* Supplied material:
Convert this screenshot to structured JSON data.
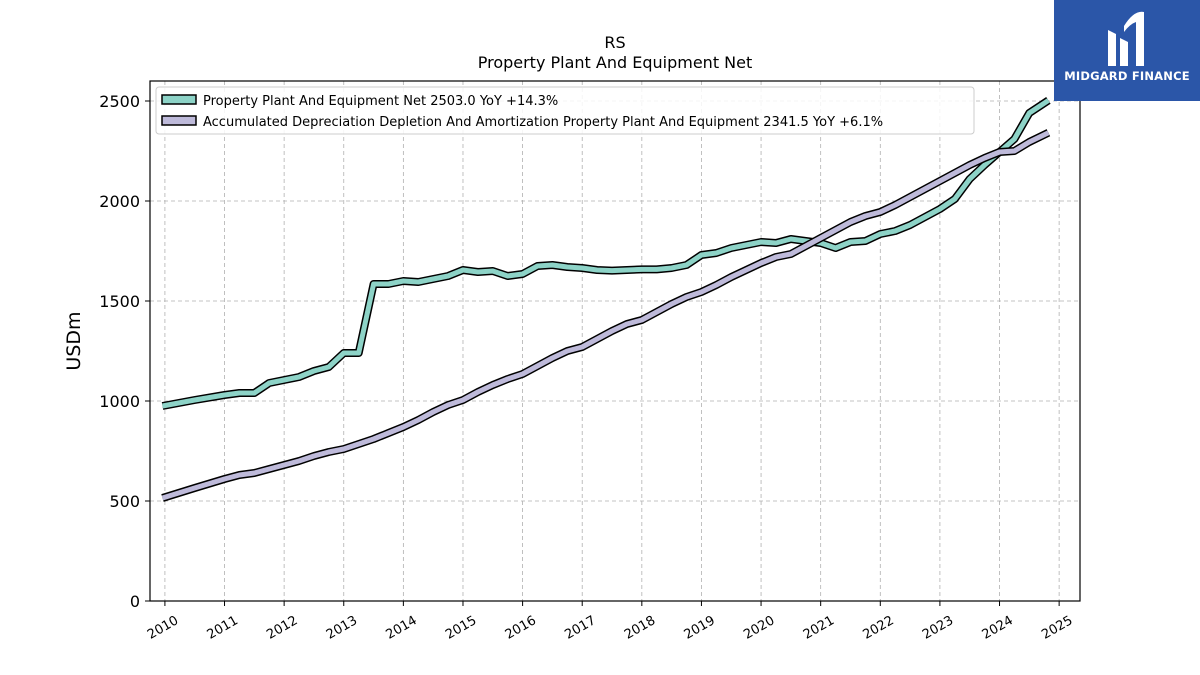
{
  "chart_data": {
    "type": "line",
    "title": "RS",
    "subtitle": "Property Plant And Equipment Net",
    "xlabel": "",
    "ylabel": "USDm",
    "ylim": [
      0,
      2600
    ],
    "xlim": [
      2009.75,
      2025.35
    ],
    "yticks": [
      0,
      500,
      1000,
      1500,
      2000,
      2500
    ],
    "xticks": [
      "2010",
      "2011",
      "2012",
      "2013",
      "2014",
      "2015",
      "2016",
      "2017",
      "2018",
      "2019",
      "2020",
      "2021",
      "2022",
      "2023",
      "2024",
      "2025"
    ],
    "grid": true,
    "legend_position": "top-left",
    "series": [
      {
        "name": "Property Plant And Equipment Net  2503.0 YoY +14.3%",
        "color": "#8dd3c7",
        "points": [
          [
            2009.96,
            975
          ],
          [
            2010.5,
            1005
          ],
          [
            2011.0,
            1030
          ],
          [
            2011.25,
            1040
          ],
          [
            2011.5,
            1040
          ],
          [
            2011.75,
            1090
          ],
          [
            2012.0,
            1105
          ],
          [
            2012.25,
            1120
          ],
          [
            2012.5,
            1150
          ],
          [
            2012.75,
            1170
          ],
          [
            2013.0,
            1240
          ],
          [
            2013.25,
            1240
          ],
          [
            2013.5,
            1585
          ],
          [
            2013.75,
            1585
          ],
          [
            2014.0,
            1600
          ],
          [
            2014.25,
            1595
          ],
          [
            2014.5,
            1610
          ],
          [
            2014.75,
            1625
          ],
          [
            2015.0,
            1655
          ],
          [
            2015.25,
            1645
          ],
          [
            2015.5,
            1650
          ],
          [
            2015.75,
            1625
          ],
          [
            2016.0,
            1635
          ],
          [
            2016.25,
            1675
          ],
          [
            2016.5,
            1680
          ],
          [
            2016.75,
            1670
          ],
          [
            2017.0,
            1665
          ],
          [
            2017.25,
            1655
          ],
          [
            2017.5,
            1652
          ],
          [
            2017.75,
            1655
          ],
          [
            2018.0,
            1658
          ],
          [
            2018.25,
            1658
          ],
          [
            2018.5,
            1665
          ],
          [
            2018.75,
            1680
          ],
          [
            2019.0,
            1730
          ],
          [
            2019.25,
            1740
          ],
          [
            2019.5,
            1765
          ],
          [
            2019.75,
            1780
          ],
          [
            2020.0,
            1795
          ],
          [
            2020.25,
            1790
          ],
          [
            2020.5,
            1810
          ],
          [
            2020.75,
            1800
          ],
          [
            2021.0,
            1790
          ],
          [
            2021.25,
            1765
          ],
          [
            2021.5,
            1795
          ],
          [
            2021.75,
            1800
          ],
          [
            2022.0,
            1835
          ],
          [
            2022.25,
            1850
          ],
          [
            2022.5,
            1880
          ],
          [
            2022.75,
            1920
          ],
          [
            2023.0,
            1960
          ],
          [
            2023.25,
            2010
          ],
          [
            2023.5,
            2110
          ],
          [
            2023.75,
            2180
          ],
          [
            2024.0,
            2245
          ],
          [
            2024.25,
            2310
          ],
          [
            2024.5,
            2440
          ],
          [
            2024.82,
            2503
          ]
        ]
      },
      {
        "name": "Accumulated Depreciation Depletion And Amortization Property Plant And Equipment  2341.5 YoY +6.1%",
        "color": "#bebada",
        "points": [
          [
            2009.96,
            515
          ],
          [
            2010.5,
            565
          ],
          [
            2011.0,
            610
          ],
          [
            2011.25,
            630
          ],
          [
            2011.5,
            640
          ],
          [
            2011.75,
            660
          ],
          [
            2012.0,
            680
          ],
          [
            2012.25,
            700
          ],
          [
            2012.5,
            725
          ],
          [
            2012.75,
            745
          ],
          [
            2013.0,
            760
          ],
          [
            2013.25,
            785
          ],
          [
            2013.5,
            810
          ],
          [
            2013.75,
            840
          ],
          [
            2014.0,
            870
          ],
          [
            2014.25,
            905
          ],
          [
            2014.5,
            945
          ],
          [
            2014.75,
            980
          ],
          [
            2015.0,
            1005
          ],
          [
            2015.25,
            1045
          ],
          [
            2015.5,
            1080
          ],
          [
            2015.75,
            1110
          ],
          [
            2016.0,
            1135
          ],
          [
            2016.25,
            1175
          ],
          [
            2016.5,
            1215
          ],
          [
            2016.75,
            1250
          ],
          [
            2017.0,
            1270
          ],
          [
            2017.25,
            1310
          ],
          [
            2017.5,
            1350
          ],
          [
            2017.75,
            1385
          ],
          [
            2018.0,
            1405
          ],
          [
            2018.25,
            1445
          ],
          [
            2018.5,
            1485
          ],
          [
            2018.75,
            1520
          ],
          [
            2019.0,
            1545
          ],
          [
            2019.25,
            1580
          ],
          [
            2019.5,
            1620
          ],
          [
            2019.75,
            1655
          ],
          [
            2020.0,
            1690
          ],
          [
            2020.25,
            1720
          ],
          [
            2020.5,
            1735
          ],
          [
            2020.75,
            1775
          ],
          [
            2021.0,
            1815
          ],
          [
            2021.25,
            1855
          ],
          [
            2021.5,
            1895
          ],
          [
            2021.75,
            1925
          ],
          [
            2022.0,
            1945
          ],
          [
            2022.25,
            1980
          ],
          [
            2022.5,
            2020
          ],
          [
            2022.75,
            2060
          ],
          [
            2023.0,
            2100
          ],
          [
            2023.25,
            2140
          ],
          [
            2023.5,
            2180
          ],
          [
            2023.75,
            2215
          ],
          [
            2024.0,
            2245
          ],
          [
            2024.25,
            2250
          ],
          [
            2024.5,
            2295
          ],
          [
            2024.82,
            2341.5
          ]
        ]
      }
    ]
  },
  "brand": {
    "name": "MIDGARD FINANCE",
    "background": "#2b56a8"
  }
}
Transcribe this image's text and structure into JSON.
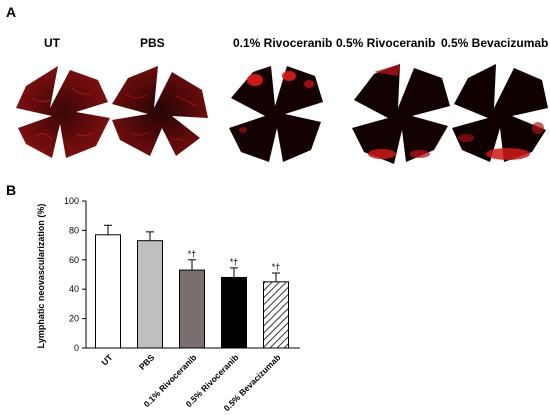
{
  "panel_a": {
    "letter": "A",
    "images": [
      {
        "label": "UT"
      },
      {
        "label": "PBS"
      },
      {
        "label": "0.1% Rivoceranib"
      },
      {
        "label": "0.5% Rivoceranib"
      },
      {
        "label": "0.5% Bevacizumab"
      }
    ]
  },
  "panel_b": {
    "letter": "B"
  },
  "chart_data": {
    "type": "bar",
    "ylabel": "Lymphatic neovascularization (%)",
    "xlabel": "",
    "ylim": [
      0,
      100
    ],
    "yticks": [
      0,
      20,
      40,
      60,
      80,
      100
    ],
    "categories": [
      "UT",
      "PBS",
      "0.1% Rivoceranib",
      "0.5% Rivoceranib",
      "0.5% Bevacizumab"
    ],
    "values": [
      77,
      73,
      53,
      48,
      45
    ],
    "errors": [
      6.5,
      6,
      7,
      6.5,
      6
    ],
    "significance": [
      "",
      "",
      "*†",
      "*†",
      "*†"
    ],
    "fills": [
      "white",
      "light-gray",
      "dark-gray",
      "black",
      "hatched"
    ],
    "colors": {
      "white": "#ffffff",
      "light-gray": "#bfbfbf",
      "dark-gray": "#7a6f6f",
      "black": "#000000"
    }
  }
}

* Goal of the exercise: Look through the listing and extract every line with "Equipment" in it.

* Written answer:
    "subtitle": "Property Plant And Equipment Net",
        "name": "Property Plant And Equipment Net  2503.0 YoY +14.3%",
        "name": "Accumulated Depreciation Depletion And Amortization Property Plant And Equipment  2341.5 YoY +6.1%",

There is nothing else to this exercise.